[Data entries]
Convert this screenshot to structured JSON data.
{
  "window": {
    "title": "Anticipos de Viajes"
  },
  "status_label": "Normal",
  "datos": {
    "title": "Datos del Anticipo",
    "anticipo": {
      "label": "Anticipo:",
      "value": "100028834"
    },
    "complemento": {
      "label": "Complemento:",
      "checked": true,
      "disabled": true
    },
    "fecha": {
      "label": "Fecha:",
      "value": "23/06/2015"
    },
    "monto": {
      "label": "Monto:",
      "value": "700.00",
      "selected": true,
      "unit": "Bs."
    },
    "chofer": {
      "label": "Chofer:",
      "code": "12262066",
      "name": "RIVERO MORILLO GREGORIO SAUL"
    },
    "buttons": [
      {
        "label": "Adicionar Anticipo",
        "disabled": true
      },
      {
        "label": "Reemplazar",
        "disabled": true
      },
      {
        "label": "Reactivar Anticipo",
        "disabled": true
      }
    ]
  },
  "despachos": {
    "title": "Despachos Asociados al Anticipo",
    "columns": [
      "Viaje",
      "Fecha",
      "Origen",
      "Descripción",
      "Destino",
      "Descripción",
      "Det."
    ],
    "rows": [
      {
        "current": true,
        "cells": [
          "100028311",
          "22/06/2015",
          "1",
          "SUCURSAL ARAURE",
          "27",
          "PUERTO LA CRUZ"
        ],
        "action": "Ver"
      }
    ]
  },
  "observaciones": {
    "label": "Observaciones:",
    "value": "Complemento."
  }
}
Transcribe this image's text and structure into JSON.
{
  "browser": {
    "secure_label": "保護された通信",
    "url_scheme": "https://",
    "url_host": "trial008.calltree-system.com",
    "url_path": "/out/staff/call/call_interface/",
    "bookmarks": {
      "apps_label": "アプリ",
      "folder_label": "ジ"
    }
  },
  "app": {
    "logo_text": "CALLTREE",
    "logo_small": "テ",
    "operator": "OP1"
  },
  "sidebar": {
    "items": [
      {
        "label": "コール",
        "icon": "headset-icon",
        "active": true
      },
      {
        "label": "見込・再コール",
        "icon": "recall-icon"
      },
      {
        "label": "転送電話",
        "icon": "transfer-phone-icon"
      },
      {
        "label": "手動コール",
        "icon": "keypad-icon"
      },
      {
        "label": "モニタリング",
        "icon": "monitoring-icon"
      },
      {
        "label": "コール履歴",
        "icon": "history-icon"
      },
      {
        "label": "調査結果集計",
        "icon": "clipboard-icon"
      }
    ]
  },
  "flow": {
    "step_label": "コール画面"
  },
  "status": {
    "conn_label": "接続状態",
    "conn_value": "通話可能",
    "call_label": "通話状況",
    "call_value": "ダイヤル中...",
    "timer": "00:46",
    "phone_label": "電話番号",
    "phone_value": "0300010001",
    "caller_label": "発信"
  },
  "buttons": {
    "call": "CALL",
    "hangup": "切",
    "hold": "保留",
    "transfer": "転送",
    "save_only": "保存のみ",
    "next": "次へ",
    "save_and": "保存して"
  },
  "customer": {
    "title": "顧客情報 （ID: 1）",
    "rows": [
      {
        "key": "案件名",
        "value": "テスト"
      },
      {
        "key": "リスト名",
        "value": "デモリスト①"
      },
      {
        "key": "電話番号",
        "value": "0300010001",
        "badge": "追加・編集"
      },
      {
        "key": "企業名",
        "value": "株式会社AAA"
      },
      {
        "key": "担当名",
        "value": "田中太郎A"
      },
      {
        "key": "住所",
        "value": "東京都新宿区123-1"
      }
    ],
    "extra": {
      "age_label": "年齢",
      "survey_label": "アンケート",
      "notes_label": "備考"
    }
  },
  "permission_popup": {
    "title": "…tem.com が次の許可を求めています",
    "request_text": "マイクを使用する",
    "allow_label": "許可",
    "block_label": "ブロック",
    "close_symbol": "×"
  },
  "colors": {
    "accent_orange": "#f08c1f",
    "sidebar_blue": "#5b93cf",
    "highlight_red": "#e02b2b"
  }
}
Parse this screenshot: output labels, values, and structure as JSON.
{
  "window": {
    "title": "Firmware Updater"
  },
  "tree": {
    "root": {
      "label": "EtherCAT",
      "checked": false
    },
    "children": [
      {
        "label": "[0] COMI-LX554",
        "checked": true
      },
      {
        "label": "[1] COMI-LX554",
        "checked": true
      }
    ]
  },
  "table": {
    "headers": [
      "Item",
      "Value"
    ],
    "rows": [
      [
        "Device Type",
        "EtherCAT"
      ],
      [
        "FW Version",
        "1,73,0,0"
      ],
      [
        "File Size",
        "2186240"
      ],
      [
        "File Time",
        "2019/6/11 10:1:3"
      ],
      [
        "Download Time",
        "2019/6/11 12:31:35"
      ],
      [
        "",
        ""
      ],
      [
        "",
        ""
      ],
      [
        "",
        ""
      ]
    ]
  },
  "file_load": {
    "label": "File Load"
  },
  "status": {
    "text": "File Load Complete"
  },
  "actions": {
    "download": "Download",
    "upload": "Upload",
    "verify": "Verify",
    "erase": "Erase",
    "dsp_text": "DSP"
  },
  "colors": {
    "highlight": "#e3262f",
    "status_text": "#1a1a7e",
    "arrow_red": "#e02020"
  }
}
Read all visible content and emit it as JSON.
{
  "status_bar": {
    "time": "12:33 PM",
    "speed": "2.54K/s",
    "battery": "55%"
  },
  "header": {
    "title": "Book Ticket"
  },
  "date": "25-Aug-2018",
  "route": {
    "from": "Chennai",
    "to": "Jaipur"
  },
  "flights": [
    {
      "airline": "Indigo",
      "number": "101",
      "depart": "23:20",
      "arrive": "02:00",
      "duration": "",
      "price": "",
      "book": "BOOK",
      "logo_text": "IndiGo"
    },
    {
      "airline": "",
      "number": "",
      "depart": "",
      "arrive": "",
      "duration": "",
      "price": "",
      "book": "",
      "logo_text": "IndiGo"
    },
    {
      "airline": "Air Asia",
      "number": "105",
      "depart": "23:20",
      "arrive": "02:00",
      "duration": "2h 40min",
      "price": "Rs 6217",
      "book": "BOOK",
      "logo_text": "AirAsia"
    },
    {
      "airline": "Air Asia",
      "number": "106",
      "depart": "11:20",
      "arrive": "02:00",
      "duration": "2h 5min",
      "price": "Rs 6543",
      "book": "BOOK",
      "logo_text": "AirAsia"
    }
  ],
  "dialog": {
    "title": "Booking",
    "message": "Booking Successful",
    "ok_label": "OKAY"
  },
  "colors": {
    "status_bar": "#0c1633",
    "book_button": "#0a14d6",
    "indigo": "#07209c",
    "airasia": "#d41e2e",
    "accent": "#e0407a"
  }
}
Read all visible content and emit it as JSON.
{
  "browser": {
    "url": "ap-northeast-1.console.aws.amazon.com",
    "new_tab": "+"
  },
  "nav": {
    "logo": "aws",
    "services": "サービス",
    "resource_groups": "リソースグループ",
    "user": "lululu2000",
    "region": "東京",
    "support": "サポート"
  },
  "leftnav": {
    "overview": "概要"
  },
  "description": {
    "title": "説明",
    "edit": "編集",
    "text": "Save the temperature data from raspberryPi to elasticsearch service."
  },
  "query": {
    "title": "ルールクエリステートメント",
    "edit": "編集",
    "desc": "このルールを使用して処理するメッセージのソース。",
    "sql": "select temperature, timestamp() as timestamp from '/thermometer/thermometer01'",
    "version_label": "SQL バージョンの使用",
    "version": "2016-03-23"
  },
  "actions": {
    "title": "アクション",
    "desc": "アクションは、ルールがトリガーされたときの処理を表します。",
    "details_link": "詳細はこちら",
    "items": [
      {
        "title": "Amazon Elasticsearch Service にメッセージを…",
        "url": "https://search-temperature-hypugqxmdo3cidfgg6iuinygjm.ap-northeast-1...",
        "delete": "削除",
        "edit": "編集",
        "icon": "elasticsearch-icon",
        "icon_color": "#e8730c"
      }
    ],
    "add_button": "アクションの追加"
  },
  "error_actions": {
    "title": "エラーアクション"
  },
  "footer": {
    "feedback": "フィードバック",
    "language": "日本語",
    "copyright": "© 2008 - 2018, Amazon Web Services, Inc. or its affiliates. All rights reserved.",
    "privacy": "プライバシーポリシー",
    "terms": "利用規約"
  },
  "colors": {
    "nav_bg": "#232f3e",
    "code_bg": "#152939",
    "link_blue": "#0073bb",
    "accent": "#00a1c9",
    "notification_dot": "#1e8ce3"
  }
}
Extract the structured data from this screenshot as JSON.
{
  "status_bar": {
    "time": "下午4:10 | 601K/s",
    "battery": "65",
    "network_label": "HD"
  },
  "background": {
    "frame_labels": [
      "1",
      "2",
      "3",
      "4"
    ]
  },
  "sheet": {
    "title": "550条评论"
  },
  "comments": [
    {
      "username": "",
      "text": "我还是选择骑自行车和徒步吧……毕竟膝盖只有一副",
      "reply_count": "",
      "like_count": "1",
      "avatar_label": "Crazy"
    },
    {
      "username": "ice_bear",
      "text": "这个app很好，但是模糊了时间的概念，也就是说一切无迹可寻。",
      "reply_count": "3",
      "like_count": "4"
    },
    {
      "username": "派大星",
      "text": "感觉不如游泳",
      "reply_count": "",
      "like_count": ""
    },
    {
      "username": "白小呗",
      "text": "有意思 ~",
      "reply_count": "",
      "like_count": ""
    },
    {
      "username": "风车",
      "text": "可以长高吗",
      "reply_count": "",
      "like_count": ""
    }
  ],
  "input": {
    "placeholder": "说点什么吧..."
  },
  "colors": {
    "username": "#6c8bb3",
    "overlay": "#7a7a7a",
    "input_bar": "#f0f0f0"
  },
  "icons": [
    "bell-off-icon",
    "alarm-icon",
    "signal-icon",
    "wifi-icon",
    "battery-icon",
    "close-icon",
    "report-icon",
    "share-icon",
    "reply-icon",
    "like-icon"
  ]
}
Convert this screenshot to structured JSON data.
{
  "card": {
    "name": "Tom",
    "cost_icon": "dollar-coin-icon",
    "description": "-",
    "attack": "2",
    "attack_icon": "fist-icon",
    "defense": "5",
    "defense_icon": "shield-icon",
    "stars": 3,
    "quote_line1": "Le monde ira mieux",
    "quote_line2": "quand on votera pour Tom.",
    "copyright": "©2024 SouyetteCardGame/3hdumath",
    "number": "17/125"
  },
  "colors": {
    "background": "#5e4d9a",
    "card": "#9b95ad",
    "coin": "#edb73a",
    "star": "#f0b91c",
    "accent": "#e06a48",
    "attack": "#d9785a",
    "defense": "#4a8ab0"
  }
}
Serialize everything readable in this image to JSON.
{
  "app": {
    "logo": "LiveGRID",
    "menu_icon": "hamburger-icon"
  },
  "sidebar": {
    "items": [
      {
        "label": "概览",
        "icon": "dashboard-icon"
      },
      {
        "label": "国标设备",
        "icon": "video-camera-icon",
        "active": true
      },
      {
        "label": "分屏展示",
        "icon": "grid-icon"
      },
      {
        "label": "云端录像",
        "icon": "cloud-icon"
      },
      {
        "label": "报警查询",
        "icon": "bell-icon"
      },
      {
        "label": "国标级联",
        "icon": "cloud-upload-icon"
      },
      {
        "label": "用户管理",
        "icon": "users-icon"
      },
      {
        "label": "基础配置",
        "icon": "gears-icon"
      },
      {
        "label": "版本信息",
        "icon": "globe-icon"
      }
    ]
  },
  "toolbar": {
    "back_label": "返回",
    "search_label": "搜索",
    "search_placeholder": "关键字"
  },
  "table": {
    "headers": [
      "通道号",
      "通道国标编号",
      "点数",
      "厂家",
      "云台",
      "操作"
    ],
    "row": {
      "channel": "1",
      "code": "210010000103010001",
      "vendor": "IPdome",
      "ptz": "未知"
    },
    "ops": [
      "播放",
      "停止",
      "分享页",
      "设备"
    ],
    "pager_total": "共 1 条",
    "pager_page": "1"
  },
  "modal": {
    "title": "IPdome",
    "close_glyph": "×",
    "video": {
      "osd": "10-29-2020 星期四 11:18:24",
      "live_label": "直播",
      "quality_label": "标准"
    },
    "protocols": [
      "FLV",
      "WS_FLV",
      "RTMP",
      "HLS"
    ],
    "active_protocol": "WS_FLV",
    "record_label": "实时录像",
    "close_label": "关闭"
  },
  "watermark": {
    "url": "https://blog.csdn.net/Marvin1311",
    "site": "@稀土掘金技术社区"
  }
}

> **EXERCISE INSTRUCTIONS**
The word "cloud" appears in how many lines of the records? Give the number only.

> **TASK RESULT**
2